> _EXERCISE REQUIREMENTS_
Reproduce all of the data exactly, with no line skipped.

· · · · · · ·

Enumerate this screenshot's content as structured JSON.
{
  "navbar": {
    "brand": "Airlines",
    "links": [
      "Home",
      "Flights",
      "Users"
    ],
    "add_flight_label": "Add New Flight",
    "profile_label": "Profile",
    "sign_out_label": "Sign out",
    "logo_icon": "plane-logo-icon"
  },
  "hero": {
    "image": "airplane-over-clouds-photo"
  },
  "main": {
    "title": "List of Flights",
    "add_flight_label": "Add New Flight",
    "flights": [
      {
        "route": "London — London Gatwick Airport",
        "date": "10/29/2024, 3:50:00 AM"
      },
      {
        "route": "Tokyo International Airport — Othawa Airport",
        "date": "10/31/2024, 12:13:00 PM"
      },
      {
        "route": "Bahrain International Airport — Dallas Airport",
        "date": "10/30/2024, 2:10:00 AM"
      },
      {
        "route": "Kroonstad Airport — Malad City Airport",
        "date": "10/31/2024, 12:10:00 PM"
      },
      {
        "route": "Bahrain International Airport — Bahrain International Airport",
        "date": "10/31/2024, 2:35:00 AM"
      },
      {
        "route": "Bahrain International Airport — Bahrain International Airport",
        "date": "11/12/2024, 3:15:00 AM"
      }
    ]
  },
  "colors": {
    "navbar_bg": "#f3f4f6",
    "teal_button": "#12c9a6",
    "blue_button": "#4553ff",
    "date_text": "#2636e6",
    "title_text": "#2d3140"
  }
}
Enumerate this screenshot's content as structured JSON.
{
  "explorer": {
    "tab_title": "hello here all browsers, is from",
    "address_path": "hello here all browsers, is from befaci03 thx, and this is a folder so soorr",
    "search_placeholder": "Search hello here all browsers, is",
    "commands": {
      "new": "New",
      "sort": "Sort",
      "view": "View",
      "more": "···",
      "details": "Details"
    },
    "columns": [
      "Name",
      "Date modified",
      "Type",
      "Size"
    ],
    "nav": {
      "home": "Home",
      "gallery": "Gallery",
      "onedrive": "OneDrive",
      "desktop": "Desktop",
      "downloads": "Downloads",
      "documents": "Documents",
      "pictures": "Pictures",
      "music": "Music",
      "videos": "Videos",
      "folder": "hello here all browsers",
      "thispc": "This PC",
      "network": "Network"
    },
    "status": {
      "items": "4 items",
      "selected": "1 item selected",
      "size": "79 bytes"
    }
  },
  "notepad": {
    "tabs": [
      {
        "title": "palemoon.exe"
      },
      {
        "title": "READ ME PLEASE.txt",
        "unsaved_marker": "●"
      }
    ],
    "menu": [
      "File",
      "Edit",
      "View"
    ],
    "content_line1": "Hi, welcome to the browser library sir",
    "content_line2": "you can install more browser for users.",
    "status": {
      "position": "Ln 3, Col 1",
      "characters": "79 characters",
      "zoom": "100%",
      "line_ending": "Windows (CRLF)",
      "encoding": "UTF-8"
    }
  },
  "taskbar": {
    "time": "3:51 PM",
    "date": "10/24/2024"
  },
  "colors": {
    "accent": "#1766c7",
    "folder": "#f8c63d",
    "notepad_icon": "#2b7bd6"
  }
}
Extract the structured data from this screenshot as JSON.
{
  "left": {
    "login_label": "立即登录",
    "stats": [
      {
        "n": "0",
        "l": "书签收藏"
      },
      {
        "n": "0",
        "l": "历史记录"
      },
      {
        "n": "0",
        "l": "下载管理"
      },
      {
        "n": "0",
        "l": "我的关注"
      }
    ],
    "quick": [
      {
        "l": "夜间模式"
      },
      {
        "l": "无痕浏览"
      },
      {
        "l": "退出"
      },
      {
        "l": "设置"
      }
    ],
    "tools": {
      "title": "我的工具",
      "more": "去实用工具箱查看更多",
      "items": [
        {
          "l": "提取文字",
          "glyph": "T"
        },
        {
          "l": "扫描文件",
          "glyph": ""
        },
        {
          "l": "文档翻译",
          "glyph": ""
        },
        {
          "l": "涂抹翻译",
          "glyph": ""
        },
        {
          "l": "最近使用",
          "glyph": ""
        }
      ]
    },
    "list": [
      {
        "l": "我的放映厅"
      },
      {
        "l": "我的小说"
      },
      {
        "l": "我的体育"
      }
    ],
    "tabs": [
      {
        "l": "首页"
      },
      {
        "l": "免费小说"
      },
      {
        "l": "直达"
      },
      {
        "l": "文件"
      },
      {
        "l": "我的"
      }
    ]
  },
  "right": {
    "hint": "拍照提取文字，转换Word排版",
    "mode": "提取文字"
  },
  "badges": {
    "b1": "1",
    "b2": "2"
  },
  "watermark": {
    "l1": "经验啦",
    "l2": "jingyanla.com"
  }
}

· · · · · · ·

> _RESPONSE BELOW_
Enumerate this screenshot's content as structured JSON.
{
  "navbar": {
    "brand": "Airlines",
    "links": [
      "Home",
      "Flights",
      "Users"
    ],
    "add_flight_label": "Add New Flight",
    "profile_label": "Profile",
    "sign_out_label": "Sign out",
    "logo_icon": "plane-logo-icon"
  },
  "hero": {
    "image": "airplane-over-clouds-photo"
  },
  "main": {
    "title": "List of Flights",
    "add_flight_label": "Add New Flight",
    "flights": [
      {
        "route": "London — London Gatwick Airport",
        "date": "10/29/2024, 3:50:00 AM"
      },
      {
        "route": "Tokyo International Airport — Othawa Airport",
        "date": "10/31/2024, 12:13:00 PM"
      },
      {
        "route": "Bahrain International Airport — Dallas Airport",
        "date": "10/30/2024, 2:10:00 AM"
      },
      {
        "route": "Kroonstad Airport — Malad City Airport",
        "date": "10/31/2024, 12:10:00 PM"
      },
      {
        "route": "Bahrain International Airport — Bahrain International Airport",
        "date": "10/31/2024, 2:35:00 AM"
      },
      {
        "route": "Bahrain International Airport — Bahrain International Airport",
        "date": "11/12/2024, 3:15:00 AM"
      }
    ]
  },
  "colors": {
    "navbar_bg": "#f3f4f6",
    "teal_button": "#12c9a6",
    "blue_button": "#4553ff",
    "date_text": "#2636e6",
    "title_text": "#2d3140"
  }
}
Enumerate this screenshot's content as structured JSON.
{
  "explorer": {
    "tab_title": "hello here all browsers, is from",
    "address_path": "hello here all browsers, is from befaci03 thx, and this is a folder so soorr",
    "search_placeholder": "Search hello here all browsers, is",
    "commands": {
      "new": "New",
      "sort": "Sort",
      "view": "View",
      "more": "···",
      "details": "Details"
    },
    "columns": [
      "Name",
      "Date modified",
      "Type",
      "Size"
    ],
    "nav": {
      "home": "Home",
      "gallery": "Gallery",
      "onedrive": "OneDrive",
      "desktop": "Desktop",
      "downloads": "Downloads",
      "documents": "Documents",
      "pictures": "Pictures",
      "music": "Music",
      "videos": "Videos",
      "folder": "hello here all browsers",
      "thispc": "This PC",
      "network": "Network"
    },
    "status": {
      "items": "4 items",
      "selected": "1 item selected",
      "size": "79 bytes"
    }
  },
  "notepad": {
    "tabs": [
      {
        "title": "palemoon.exe"
      },
      {
        "title": "READ ME PLEASE.txt",
        "unsaved_marker": "●"
      }
    ],
    "menu": [
      "File",
      "Edit",
      "View"
    ],
    "content_line1": "Hi, welcome to the browser library sir",
    "content_line2": "you can install more browser for users.",
    "status": {
      "position": "Ln 3, Col 1",
      "characters": "79 characters",
      "zoom": "100%",
      "line_ending": "Windows (CRLF)",
      "encoding": "UTF-8"
    }
  },
  "taskbar": {
    "time": "3:51 PM",
    "date": "10/24/2024"
  },
  "colors": {
    "accent": "#1766c7",
    "folder": "#f8c63d",
    "notepad_icon": "#2b7bd6"
  }
}
Extract the structured data from this screenshot as JSON.
{
  "left": {
    "login_label": "立即登录",
    "stats": [
      {
        "n": "0",
        "l": "书签收藏"
      },
      {
        "n": "0",
        "l": "历史记录"
      },
      {
        "n": "0",
        "l": "下载管理"
      },
      {
        "n": "0",
        "l": "我的关注"
      }
    ],
    "quick": [
      {
        "l": "夜间模式"
      },
      {
        "l": "无痕浏览"
      },
      {
        "l": "退出"
      },
      {
        "l": "设置"
      }
    ],
    "tools": {
      "title": "我的工具",
      "more": "去实用工具箱查看更多",
      "items": [
        {
          "l": "提取文字",
          "glyph": "T"
        },
        {
          "l": "扫描文件",
          "glyph": ""
        },
        {
          "l": "文档翻译",
          "glyph": ""
        },
        {
          "l": "涂抹翻译",
          "glyph": ""
        },
        {
          "l": "最近使用",
          "glyph": ""
        }
      ]
    },
    "list": [
      {
        "l": "我的放映厅"
      },
      {
        "l": "我的小说"
      },
      {
        "l": "我的体育"
      }
    ],
    "tabs": [
      {
        "l": "首页"
      },
      {
        "l": "免费小说"
      },
      {
        "l": "直达"
      },
      {
        "l": "文件"
      },
      {
        "l": "我的"
      }
    ]
  },
  "right": {
    "hint": "拍照提取文字，转换Word排版",
    "mode": "提取文字"
  },
  "badges": {
    "b1": "1",
    "b2": "2"
  },
  "watermark": {
    "l1": "经验啦",
    "l2": "jingyanla.com"
  }
}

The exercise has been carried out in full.